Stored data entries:
********************
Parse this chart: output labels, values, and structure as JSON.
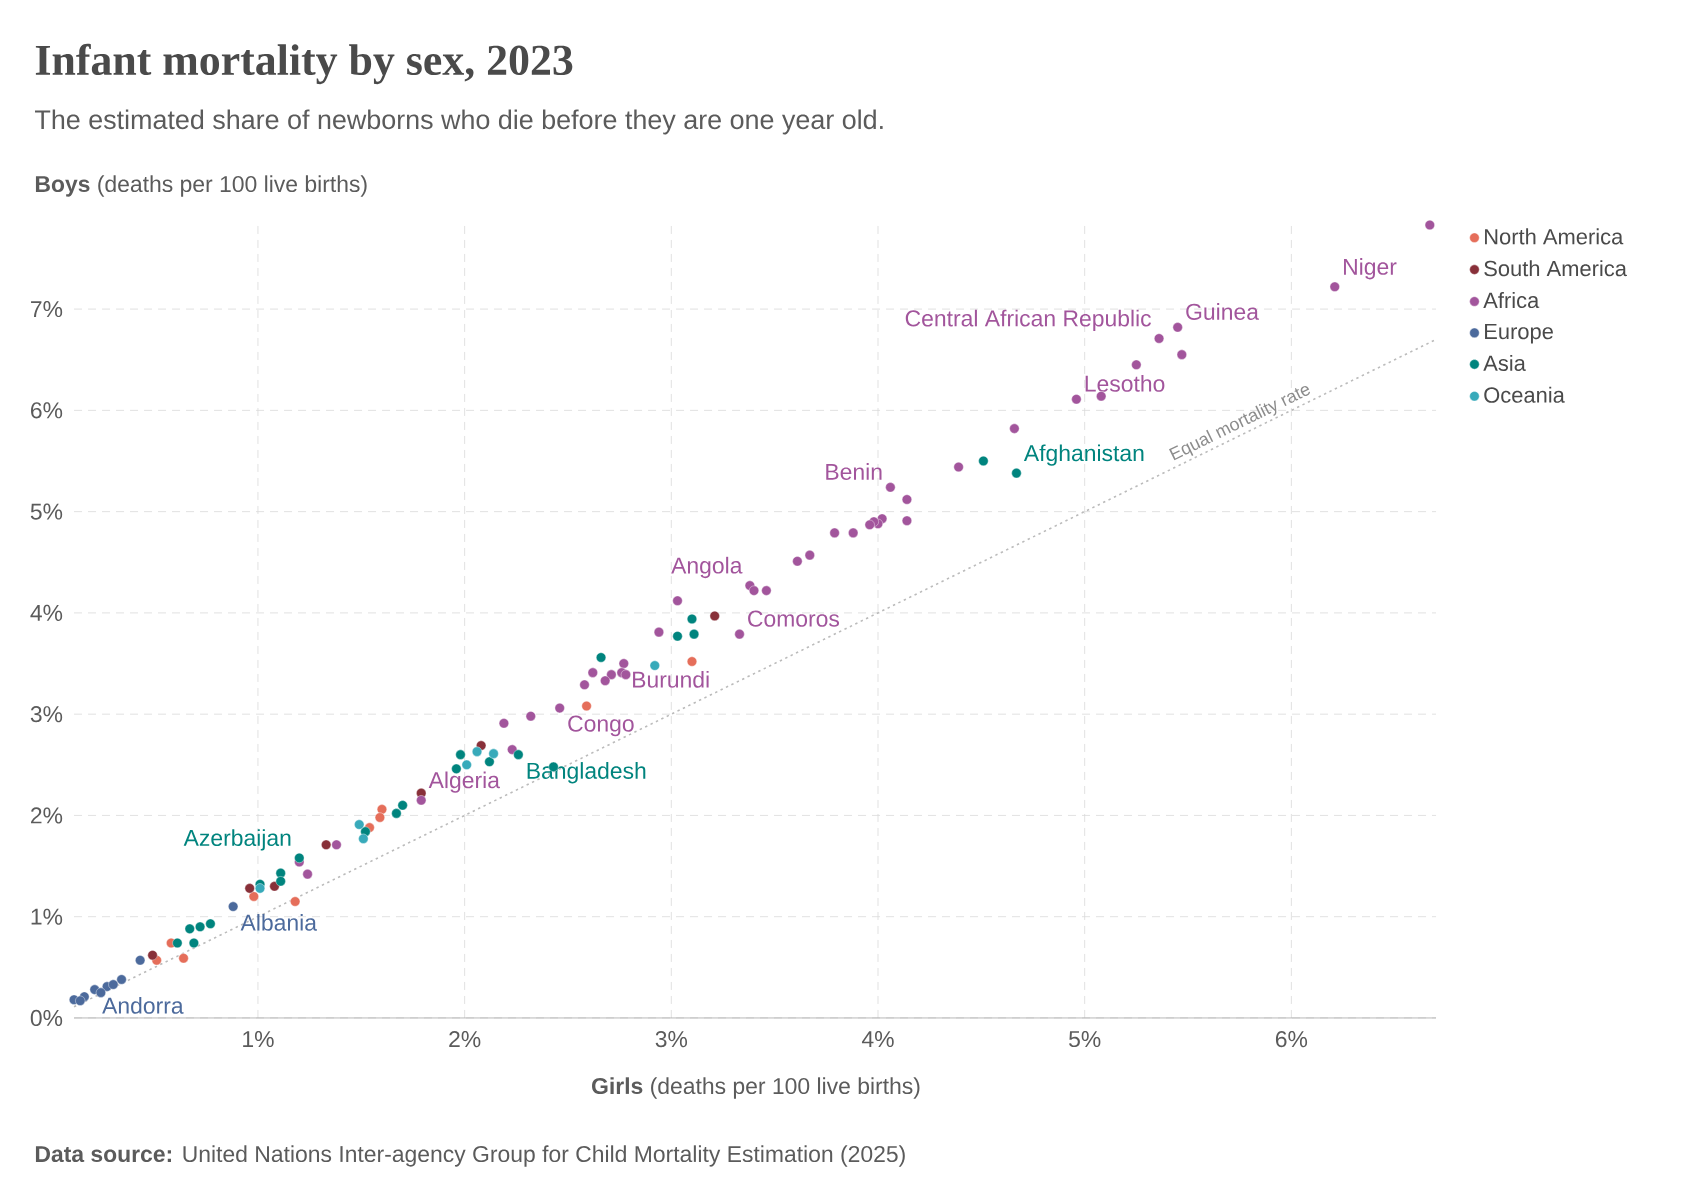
{
  "chart_data": {
    "type": "scatter",
    "title": "Infant mortality by sex, 2023",
    "subtitle": "The estimated share of newborns who die before they are one year old.",
    "xlabel": "**Girls** (deaths per 100 live births)",
    "ylabel": "**Boys** (deaths per 100 live births)",
    "xlim": [
      0.11,
      6.7
    ],
    "ylim": [
      0,
      7.88
    ],
    "xticks": [
      {
        "value": 1,
        "label": "1%"
      },
      {
        "value": 2,
        "label": "2%"
      },
      {
        "value": 3,
        "label": "3%"
      },
      {
        "value": 4,
        "label": "4%"
      },
      {
        "value": 5,
        "label": "5%"
      },
      {
        "value": 6,
        "label": "6%"
      }
    ],
    "yticks": [
      {
        "value": 0,
        "label": "0%"
      },
      {
        "value": 1,
        "label": "1%"
      },
      {
        "value": 2,
        "label": "2%"
      },
      {
        "value": 3,
        "label": "3%"
      },
      {
        "value": 4,
        "label": "4%"
      },
      {
        "value": 5,
        "label": "5%"
      },
      {
        "value": 6,
        "label": "6%"
      },
      {
        "value": 7,
        "label": "7%"
      }
    ],
    "grid": true,
    "legend": "right",
    "series": [
      {
        "name": "North America",
        "marker": "circle",
        "color": "#e56e5a",
        "x": [
          3.1,
          2.59,
          1.6,
          1.59,
          1.54,
          1.18,
          0.98,
          0.64,
          0.58,
          0.51
        ],
        "values": [
          3.52,
          3.08,
          2.06,
          1.98,
          1.88,
          1.15,
          1.2,
          0.59,
          0.74,
          0.57
        ]
      },
      {
        "name": "South America",
        "marker": "circle",
        "color": "#883039",
        "x": [
          3.21,
          2.08,
          1.79,
          1.33,
          0.96,
          0.49,
          1.08
        ],
        "values": [
          3.97,
          2.69,
          2.22,
          1.71,
          1.28,
          0.62,
          1.3
        ]
      },
      {
        "name": "Africa",
        "marker": "circle",
        "color": "#a2559c",
        "x": [
          6.67,
          6.21,
          5.45,
          5.36,
          5.47,
          5.25,
          4.96,
          5.08,
          4.66,
          4.39,
          4.06,
          4.14,
          4.14,
          4.02,
          4.0,
          3.98,
          3.96,
          3.88,
          3.79,
          3.67,
          3.61,
          3.38,
          3.4,
          3.46,
          3.03,
          3.33,
          2.94,
          2.77,
          2.62,
          2.71,
          2.76,
          2.78,
          2.68,
          2.58,
          2.46,
          2.32,
          2.19,
          2.23,
          1.79,
          1.38,
          1.2,
          1.24
        ],
        "values": [
          7.83,
          7.22,
          6.82,
          6.71,
          6.55,
          6.45,
          6.11,
          6.14,
          5.82,
          5.44,
          5.24,
          5.12,
          4.91,
          4.93,
          4.88,
          4.9,
          4.87,
          4.79,
          4.79,
          4.57,
          4.51,
          4.27,
          4.22,
          4.22,
          4.12,
          3.79,
          3.81,
          3.5,
          3.41,
          3.39,
          3.41,
          3.39,
          3.33,
          3.29,
          3.06,
          2.98,
          2.91,
          2.65,
          2.15,
          1.71,
          1.54,
          1.42
        ]
      },
      {
        "name": "Europe",
        "marker": "circle",
        "color": "#4c6a9c",
        "x": [
          0.88,
          0.43,
          0.34,
          0.27,
          0.21,
          0.16,
          0.11,
          0.24,
          0.3,
          0.14
        ],
        "values": [
          1.1,
          0.57,
          0.38,
          0.31,
          0.28,
          0.21,
          0.18,
          0.25,
          0.33,
          0.17
        ]
      },
      {
        "name": "Asia",
        "marker": "circle",
        "color": "#00847e",
        "x": [
          4.67,
          4.51,
          3.1,
          3.11,
          3.03,
          2.66,
          2.26,
          2.12,
          1.98,
          1.96,
          2.43,
          1.7,
          1.67,
          1.2,
          1.11,
          1.11,
          1.01,
          0.77,
          0.72,
          0.67,
          0.69,
          0.61,
          1.52
        ],
        "values": [
          5.38,
          5.5,
          3.94,
          3.79,
          3.77,
          3.56,
          2.6,
          2.53,
          2.6,
          2.46,
          2.48,
          2.1,
          2.02,
          1.58,
          1.43,
          1.35,
          1.32,
          0.93,
          0.9,
          0.88,
          0.74,
          0.74,
          1.84
        ]
      },
      {
        "name": "Oceania",
        "marker": "circle",
        "color": "#38aaba",
        "x": [
          2.92,
          2.06,
          2.14,
          2.01,
          1.49,
          1.51,
          1.01
        ],
        "values": [
          3.48,
          2.63,
          2.61,
          2.5,
          1.91,
          1.77,
          1.28
        ]
      },
      {
        "name": "Equal mortality rate",
        "type": "line",
        "marker": "none",
        "line_style": "dotted",
        "color": "#bbbbbb",
        "x": [
          0.11,
          6.7
        ],
        "values": [
          0.11,
          6.7
        ]
      }
    ],
    "annotations": [
      {
        "text": "Niger",
        "x": 6.21,
        "y": 7.22
      },
      {
        "text": "Guinea",
        "x": 5.45,
        "y": 6.82
      },
      {
        "text": "Central African Republic",
        "x": 5.36,
        "y": 6.71
      },
      {
        "text": "Lesotho",
        "x": 4.96,
        "y": 6.11
      },
      {
        "text": "Afghanistan",
        "x": 4.67,
        "y": 5.38
      },
      {
        "text": "Benin",
        "x": 4.06,
        "y": 5.24
      },
      {
        "text": "Angola",
        "x": 3.38,
        "y": 4.27
      },
      {
        "text": "Comoros",
        "x": 3.33,
        "y": 3.79
      },
      {
        "text": "Burundi",
        "x": 2.77,
        "y": 3.5
      },
      {
        "text": "Congo",
        "x": 2.46,
        "y": 3.06
      },
      {
        "text": "Bangladesh",
        "x": 2.26,
        "y": 2.6
      },
      {
        "text": "Algeria",
        "x": 1.79,
        "y": 2.15
      },
      {
        "text": "Azerbaijan",
        "x": 1.2,
        "y": 1.58
      },
      {
        "text": "Albania",
        "x": 0.88,
        "y": 1.1
      },
      {
        "text": "Andorra",
        "x": 0.21,
        "y": 0.28
      },
      "**Data source:** United Nations Inter-agency Group for Child Mortality Estimation (2025)"
    ]
  }
}
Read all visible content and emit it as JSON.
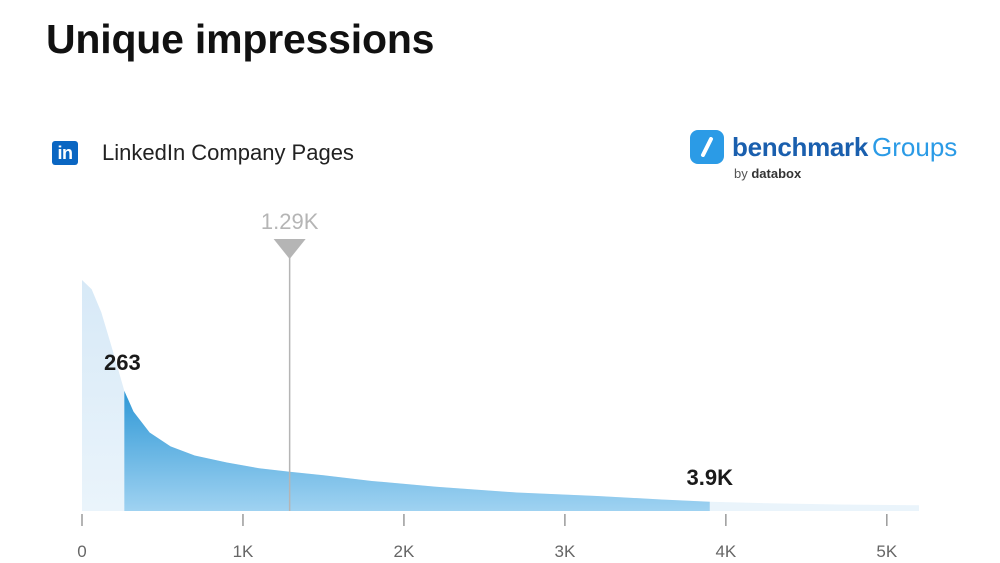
{
  "header": {
    "title": "Unique impressions"
  },
  "source": {
    "label": "LinkedIn Company Pages",
    "logo_text": "in"
  },
  "brand": {
    "main": "benchmark",
    "sub": "Groups",
    "by": "by",
    "by_name": "databox"
  },
  "chart_data": {
    "type": "area",
    "title": "",
    "xlabel": "",
    "ylabel": "",
    "xlim": [
      0,
      5200
    ],
    "x_ticks": [
      0,
      1000,
      2000,
      3000,
      4000,
      5000
    ],
    "x_tick_labels": [
      "0",
      "1K",
      "2K",
      "3K",
      "4K",
      "5K"
    ],
    "density_curve": {
      "x": [
        0,
        60,
        120,
        180,
        230,
        263,
        320,
        420,
        550,
        700,
        900,
        1100,
        1290,
        1500,
        1800,
        2200,
        2700,
        3200,
        3600,
        3900,
        4300,
        4700,
        5200
      ],
      "y": [
        1.0,
        0.96,
        0.86,
        0.72,
        0.6,
        0.52,
        0.43,
        0.34,
        0.28,
        0.24,
        0.21,
        0.185,
        0.17,
        0.155,
        0.13,
        0.105,
        0.08,
        0.065,
        0.05,
        0.04,
        0.033,
        0.028,
        0.025
      ]
    },
    "highlight_range": {
      "from": 263,
      "to": 3900
    },
    "lower_label": "263",
    "upper_label": "3.9K",
    "median": {
      "value": 1290,
      "label": "1.29K"
    },
    "colors": {
      "light": "#dcecf8",
      "dark": "#3aa3dc",
      "dark_fade": "#a8d7f2",
      "marker": "#b5b5b5",
      "axis": "#9a9a9a"
    }
  }
}
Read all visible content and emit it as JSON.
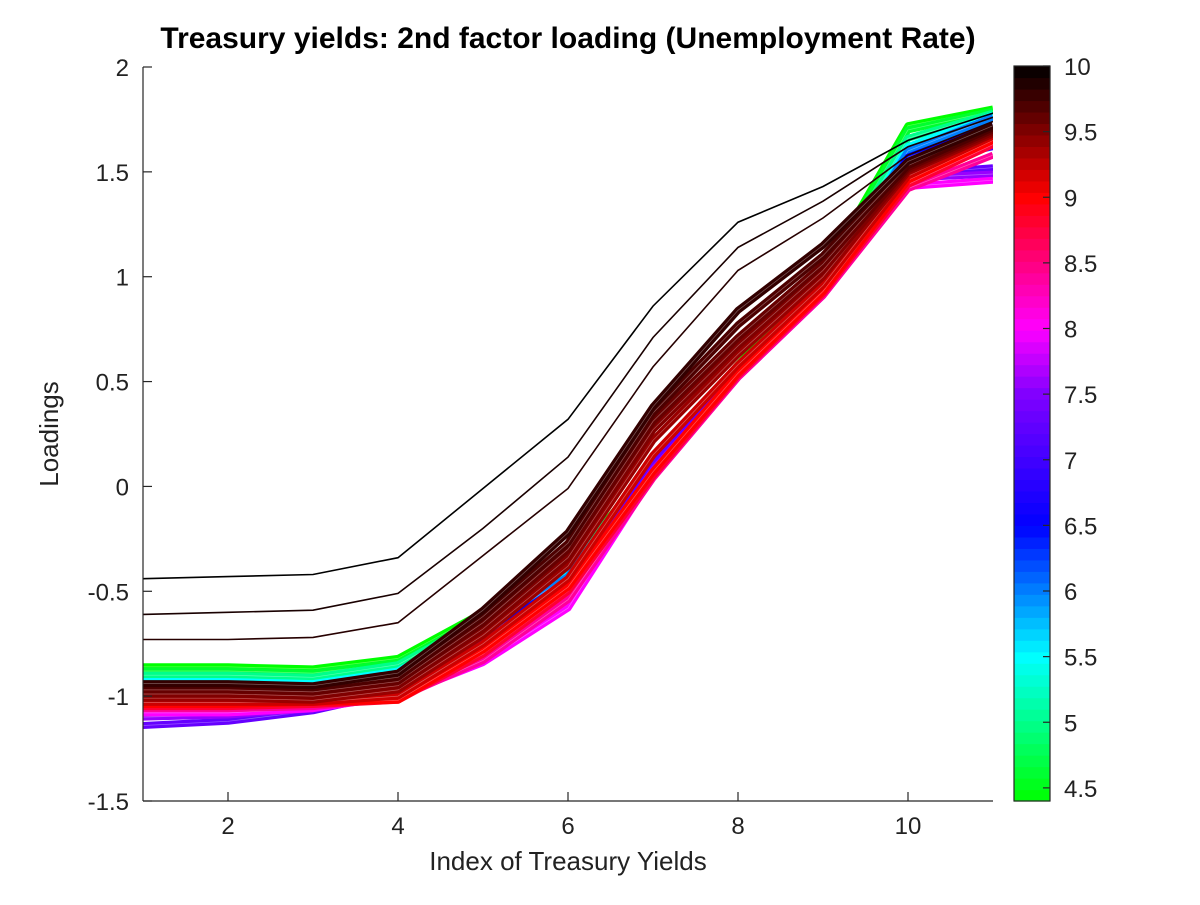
{
  "chart_data": {
    "type": "line",
    "title": "Treasury yields: 2nd factor loading (Unemployment Rate)",
    "xlabel": "Index of Treasury Yields",
    "ylabel": "Loadings",
    "xlim": [
      1,
      11
    ],
    "ylim": [
      -1.5,
      2
    ],
    "x_ticks": [
      2,
      4,
      6,
      8,
      10
    ],
    "y_ticks": [
      -1.5,
      -1,
      -0.5,
      0,
      0.5,
      1,
      1.5,
      2
    ],
    "y_tick_labels": [
      "-1.5",
      "-1",
      "-0.5",
      "0",
      "0.5",
      "1",
      "1.5",
      "2"
    ],
    "grid": false,
    "colorbar": {
      "label": "Unemployment Rate",
      "range": [
        4.4,
        10
      ],
      "ticks": [
        4.5,
        5,
        5.5,
        6,
        6.5,
        7,
        7.5,
        8,
        8.5,
        9,
        9.5,
        10
      ],
      "tick_labels": [
        "4.5",
        "5",
        "5.5",
        "6",
        "6.5",
        "7",
        "7.5",
        "8",
        "8.5",
        "9",
        "9.5",
        "10"
      ],
      "colormap_stops": [
        {
          "value": 4.4,
          "color": "#00ff00"
        },
        {
          "value": 5.5,
          "color": "#00ffff"
        },
        {
          "value": 6.5,
          "color": "#0000ff"
        },
        {
          "value": 7.5,
          "color": "#8000ff"
        },
        {
          "value": 8.0,
          "color": "#ff00ff"
        },
        {
          "value": 9.0,
          "color": "#ff0000"
        },
        {
          "value": 10.0,
          "color": "#000000"
        }
      ]
    },
    "x": [
      1,
      2,
      3,
      4,
      5,
      6,
      7,
      8,
      9,
      10,
      11
    ],
    "series": [
      {
        "rate": 4.4,
        "values": [
          -0.86,
          -0.86,
          -0.87,
          -0.82,
          -0.6,
          -0.38,
          0.1,
          0.58,
          1.02,
          1.72,
          1.8
        ]
      },
      {
        "rate": 4.6,
        "values": [
          -0.88,
          -0.88,
          -0.89,
          -0.84,
          -0.62,
          -0.39,
          0.1,
          0.57,
          1.0,
          1.7,
          1.79
        ]
      },
      {
        "rate": 5.0,
        "values": [
          -0.9,
          -0.9,
          -0.91,
          -0.85,
          -0.63,
          -0.4,
          0.11,
          0.56,
          0.98,
          1.66,
          1.78
        ]
      },
      {
        "rate": 5.5,
        "values": [
          -0.93,
          -0.93,
          -0.94,
          -0.88,
          -0.66,
          -0.42,
          0.11,
          0.55,
          0.96,
          1.62,
          1.77
        ]
      },
      {
        "rate": 6.0,
        "values": [
          -0.96,
          -0.96,
          -0.97,
          -0.9,
          -0.69,
          -0.43,
          0.12,
          0.55,
          0.95,
          1.6,
          1.76
        ]
      },
      {
        "rate": 6.5,
        "values": [
          -0.99,
          -0.99,
          -1.0,
          -0.93,
          -0.72,
          -0.45,
          0.12,
          0.54,
          0.94,
          1.57,
          1.72
        ]
      },
      {
        "rate": 7.0,
        "values": [
          -1.02,
          -1.02,
          -1.03,
          -0.96,
          -0.75,
          -0.47,
          0.11,
          0.54,
          0.93,
          1.53,
          1.62
        ]
      },
      {
        "rate": 7.3,
        "values": [
          -1.14,
          -1.12,
          -1.07,
          -0.98,
          -0.78,
          -0.5,
          0.1,
          0.54,
          0.93,
          1.49,
          1.52
        ]
      },
      {
        "rate": 7.6,
        "values": [
          -1.1,
          -1.09,
          -1.06,
          -0.99,
          -0.81,
          -0.53,
          0.08,
          0.53,
          0.92,
          1.47,
          1.49
        ]
      },
      {
        "rate": 8.0,
        "values": [
          -1.08,
          -1.08,
          -1.06,
          -1.0,
          -0.84,
          -0.58,
          0.05,
          0.52,
          0.91,
          1.43,
          1.46
        ]
      },
      {
        "rate": 8.4,
        "values": [
          -1.06,
          -1.06,
          -1.05,
          -1.01,
          -0.83,
          -0.54,
          0.04,
          0.52,
          0.91,
          1.42,
          1.58
        ]
      },
      {
        "rate": 8.8,
        "values": [
          -1.05,
          -1.05,
          -1.04,
          -1.02,
          -0.8,
          -0.5,
          0.05,
          0.53,
          0.92,
          1.44,
          1.63
        ]
      },
      {
        "rate": 9.0,
        "values": [
          -1.04,
          -1.04,
          -1.03,
          -1.02,
          -0.78,
          -0.48,
          0.07,
          0.54,
          0.93,
          1.46,
          1.65
        ]
      },
      {
        "rate": 9.2,
        "values": [
          -1.03,
          -1.03,
          -1.03,
          -1.0,
          -0.75,
          -0.44,
          0.15,
          0.58,
          0.96,
          1.48,
          1.67
        ]
      },
      {
        "rate": 9.4,
        "values": [
          -1.01,
          -1.01,
          -1.02,
          -0.97,
          -0.71,
          -0.38,
          0.22,
          0.63,
          1.0,
          1.5,
          1.68
        ]
      },
      {
        "rate": 9.5,
        "values": [
          -0.99,
          -0.99,
          -1.0,
          -0.95,
          -0.68,
          -0.34,
          0.27,
          0.67,
          1.03,
          1.51,
          1.69
        ]
      },
      {
        "rate": 9.6,
        "values": [
          -0.97,
          -0.97,
          -0.98,
          -0.93,
          -0.65,
          -0.3,
          0.31,
          0.71,
          1.06,
          1.52,
          1.7
        ]
      },
      {
        "rate": 9.7,
        "values": [
          -0.95,
          -0.95,
          -0.96,
          -0.91,
          -0.62,
          -0.27,
          0.35,
          0.77,
          1.1,
          1.53,
          1.71
        ]
      },
      {
        "rate": 9.8,
        "values": [
          -0.94,
          -0.94,
          -0.95,
          -0.89,
          -0.59,
          -0.22,
          0.38,
          0.84,
          1.15,
          1.55,
          1.72
        ]
      },
      {
        "rate": 9.85,
        "values": [
          -0.73,
          -0.73,
          -0.72,
          -0.65,
          -0.33,
          -0.01,
          0.57,
          1.03,
          1.28,
          1.58,
          1.74
        ]
      },
      {
        "rate": 9.9,
        "values": [
          -0.61,
          -0.6,
          -0.59,
          -0.51,
          -0.2,
          0.14,
          0.71,
          1.14,
          1.36,
          1.62,
          1.76
        ]
      },
      {
        "rate": 10.0,
        "values": [
          -0.44,
          -0.43,
          -0.42,
          -0.34,
          -0.01,
          0.32,
          0.86,
          1.26,
          1.43,
          1.65,
          1.78
        ]
      }
    ]
  }
}
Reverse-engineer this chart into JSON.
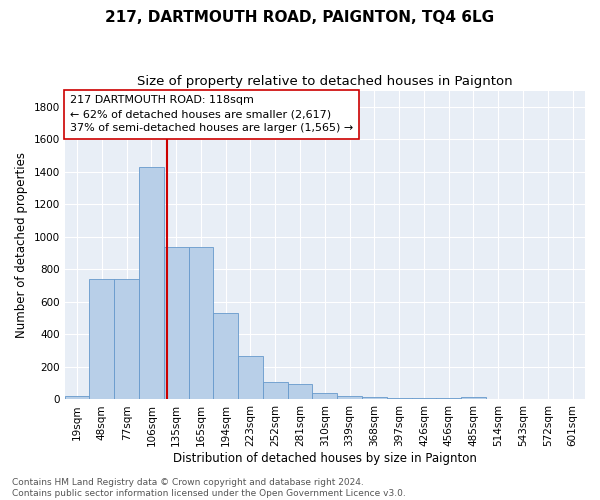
{
  "title": "217, DARTMOUTH ROAD, PAIGNTON, TQ4 6LG",
  "subtitle": "Size of property relative to detached houses in Paignton",
  "xlabel": "Distribution of detached houses by size in Paignton",
  "ylabel": "Number of detached properties",
  "categories": [
    "19sqm",
    "48sqm",
    "77sqm",
    "106sqm",
    "135sqm",
    "165sqm",
    "194sqm",
    "223sqm",
    "252sqm",
    "281sqm",
    "310sqm",
    "339sqm",
    "368sqm",
    "397sqm",
    "426sqm",
    "456sqm",
    "485sqm",
    "514sqm",
    "543sqm",
    "572sqm",
    "601sqm"
  ],
  "values": [
    22,
    738,
    738,
    1430,
    940,
    935,
    530,
    270,
    110,
    95,
    40,
    22,
    15,
    10,
    8,
    6,
    15,
    0,
    0,
    0,
    0
  ],
  "bar_color": "#b8cfe8",
  "bar_edge_color": "#6699cc",
  "vline_x_data": 3.62,
  "vline_color": "#cc0000",
  "annotation_text": "217 DARTMOUTH ROAD: 118sqm\n← 62% of detached houses are smaller (2,617)\n37% of semi-detached houses are larger (1,565) →",
  "annotation_box_color": "#ffffff",
  "annotation_box_edge": "#cc0000",
  "ylim": [
    0,
    1900
  ],
  "yticks": [
    0,
    200,
    400,
    600,
    800,
    1000,
    1200,
    1400,
    1600,
    1800
  ],
  "bg_color": "#e8eef6",
  "footer_text": "Contains HM Land Registry data © Crown copyright and database right 2024.\nContains public sector information licensed under the Open Government Licence v3.0.",
  "title_fontsize": 11,
  "subtitle_fontsize": 9.5,
  "axis_label_fontsize": 8.5,
  "tick_fontsize": 7.5,
  "annotation_fontsize": 8,
  "footer_fontsize": 6.5
}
********************
● The task
Report how many lines in the records above contain the word "America", giving only the number.

● Exercise response
2